Read the records and write them out again exactly.

- **RECORDS FOR THIS TASK**
_ _ _
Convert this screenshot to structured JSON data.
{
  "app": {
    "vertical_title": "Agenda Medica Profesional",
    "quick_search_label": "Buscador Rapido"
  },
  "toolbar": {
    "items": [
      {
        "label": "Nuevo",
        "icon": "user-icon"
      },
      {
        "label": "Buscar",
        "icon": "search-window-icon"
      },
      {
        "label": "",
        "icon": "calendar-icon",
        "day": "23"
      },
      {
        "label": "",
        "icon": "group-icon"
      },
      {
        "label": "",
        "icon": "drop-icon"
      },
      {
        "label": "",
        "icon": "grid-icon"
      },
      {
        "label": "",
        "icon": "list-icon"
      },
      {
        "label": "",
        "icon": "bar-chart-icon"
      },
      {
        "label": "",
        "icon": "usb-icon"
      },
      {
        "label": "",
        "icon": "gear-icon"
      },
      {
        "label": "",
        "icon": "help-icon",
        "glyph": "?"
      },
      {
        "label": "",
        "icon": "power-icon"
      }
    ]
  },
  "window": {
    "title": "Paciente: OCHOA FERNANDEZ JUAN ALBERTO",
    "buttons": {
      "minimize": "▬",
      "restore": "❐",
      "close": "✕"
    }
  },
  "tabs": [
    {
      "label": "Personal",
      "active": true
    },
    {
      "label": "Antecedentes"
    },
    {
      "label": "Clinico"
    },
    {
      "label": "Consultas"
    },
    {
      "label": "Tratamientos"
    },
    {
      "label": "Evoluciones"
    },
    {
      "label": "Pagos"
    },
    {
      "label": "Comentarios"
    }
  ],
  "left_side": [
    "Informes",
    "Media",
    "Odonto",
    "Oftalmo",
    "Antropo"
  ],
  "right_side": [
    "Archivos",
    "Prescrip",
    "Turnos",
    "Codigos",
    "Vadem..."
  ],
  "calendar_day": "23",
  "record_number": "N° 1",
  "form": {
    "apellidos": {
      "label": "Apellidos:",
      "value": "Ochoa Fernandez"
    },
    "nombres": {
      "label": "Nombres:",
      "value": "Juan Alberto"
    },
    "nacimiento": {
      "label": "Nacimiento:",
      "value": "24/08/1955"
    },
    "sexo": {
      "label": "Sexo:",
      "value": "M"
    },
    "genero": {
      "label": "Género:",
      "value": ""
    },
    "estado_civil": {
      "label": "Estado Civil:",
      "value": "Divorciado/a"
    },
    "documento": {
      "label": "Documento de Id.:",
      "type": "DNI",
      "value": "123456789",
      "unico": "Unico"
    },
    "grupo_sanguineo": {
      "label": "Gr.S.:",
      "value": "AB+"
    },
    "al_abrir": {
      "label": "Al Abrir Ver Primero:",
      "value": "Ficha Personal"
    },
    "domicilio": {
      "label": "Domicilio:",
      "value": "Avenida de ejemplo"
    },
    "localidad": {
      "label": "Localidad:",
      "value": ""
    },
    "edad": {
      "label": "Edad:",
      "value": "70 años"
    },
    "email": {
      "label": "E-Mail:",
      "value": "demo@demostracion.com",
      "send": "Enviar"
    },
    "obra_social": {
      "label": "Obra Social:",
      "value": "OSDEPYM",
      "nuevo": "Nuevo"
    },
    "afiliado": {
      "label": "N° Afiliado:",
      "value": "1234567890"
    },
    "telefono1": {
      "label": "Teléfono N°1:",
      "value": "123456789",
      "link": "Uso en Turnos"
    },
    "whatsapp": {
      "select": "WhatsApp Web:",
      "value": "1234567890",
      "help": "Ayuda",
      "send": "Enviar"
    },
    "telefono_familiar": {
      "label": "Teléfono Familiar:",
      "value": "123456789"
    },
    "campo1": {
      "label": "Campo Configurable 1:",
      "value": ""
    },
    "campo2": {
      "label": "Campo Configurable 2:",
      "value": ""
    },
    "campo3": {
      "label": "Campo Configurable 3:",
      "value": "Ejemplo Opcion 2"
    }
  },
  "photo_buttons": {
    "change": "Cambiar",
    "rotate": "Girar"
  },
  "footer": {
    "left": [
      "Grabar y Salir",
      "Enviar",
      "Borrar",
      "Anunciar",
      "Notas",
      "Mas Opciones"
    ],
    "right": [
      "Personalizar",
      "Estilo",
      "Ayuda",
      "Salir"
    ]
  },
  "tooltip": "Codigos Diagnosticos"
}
_ _ _
- **ANSWER**
Convert this screenshot to structured JSON data.
{
  "app": {
    "vertical_title": "Agenda Medica Profesional",
    "quick_search_label": "Buscador Rapido"
  },
  "toolbar": {
    "items": [
      {
        "label": "Nuevo",
        "icon": "user-icon"
      },
      {
        "label": "Buscar",
        "icon": "search-window-icon"
      },
      {
        "label": "",
        "icon": "calendar-icon",
        "day": "23"
      },
      {
        "label": "",
        "icon": "group-icon"
      },
      {
        "label": "",
        "icon": "drop-icon"
      },
      {
        "label": "",
        "icon": "grid-icon"
      },
      {
        "label": "",
        "icon": "list-icon"
      },
      {
        "label": "",
        "icon": "bar-chart-icon"
      },
      {
        "label": "",
        "icon": "usb-icon"
      },
      {
        "label": "",
        "icon": "gear-icon"
      },
      {
        "label": "",
        "icon": "help-icon",
        "glyph": "?"
      },
      {
        "label": "",
        "icon": "power-icon"
      }
    ]
  },
  "window": {
    "title": "Paciente: OCHOA FERNANDEZ JUAN ALBERTO",
    "buttons": {
      "minimize": "▬",
      "restore": "❐",
      "close": "✕"
    }
  },
  "tabs": [
    {
      "label": "Personal",
      "active": true
    },
    {
      "label": "Antecedentes"
    },
    {
      "label": "Clinico"
    },
    {
      "label": "Consultas"
    },
    {
      "label": "Tratamientos"
    },
    {
      "label": "Evoluciones"
    },
    {
      "label": "Pagos"
    },
    {
      "label": "Comentarios"
    }
  ],
  "left_side": [
    "Informes",
    "Media",
    "Odonto",
    "Oftalmo",
    "Antropo"
  ],
  "right_side": [
    "Archivos",
    "Prescrip",
    "Turnos",
    "Codigos",
    "Vadem..."
  ],
  "calendar_day": "23",
  "record_number": "N° 1",
  "form": {
    "apellidos": {
      "label": "Apellidos:",
      "value": "Ochoa Fernandez"
    },
    "nombres": {
      "label": "Nombres:",
      "value": "Juan Alberto"
    },
    "nacimiento": {
      "label": "Nacimiento:",
      "value": "24/08/1955"
    },
    "sexo": {
      "label": "Sexo:",
      "value": "M"
    },
    "genero": {
      "label": "Género:",
      "value": ""
    },
    "estado_civil": {
      "label": "Estado Civil:",
      "value": "Divorciado/a"
    },
    "documento": {
      "label": "Documento de Id.:",
      "type": "DNI",
      "value": "123456789",
      "unico": "Unico"
    },
    "grupo_sanguineo": {
      "label": "Gr.S.:",
      "value": "AB+"
    },
    "al_abrir": {
      "label": "Al Abrir Ver Primero:",
      "value": "Ficha Personal"
    },
    "domicilio": {
      "label": "Domicilio:",
      "value": "Avenida de ejemplo"
    },
    "localidad": {
      "label": "Localidad:",
      "value": ""
    },
    "edad": {
      "label": "Edad:",
      "value": "70 años"
    },
    "email": {
      "label": "E-Mail:",
      "value": "demo@demostracion.com",
      "send": "Enviar"
    },
    "obra_social": {
      "label": "Obra Social:",
      "value": "OSDEPYM",
      "nuevo": "Nuevo"
    },
    "afiliado": {
      "label": "N° Afiliado:",
      "value": "1234567890"
    },
    "telefono1": {
      "label": "Teléfono N°1:",
      "value": "123456789",
      "link": "Uso en Turnos"
    },
    "whatsapp": {
      "select": "WhatsApp Web:",
      "value": "1234567890",
      "help": "Ayuda",
      "send": "Enviar"
    },
    "telefono_familiar": {
      "label": "Teléfono Familiar:",
      "value": "123456789"
    },
    "campo1": {
      "label": "Campo Configurable 1:",
      "value": ""
    },
    "campo2": {
      "label": "Campo Configurable 2:",
      "value": ""
    },
    "campo3": {
      "label": "Campo Configurable 3:",
      "value": "Ejemplo Opcion 2"
    }
  },
  "photo_buttons": {
    "change": "Cambiar",
    "rotate": "Girar"
  },
  "footer": {
    "left": [
      "Grabar y Salir",
      "Enviar",
      "Borrar",
      "Anunciar",
      "Notas",
      "Mas Opciones"
    ],
    "right": [
      "Personalizar",
      "Estilo",
      "Ayuda",
      "Salir"
    ]
  },
  "tooltip": "Codigos Diagnosticos"
}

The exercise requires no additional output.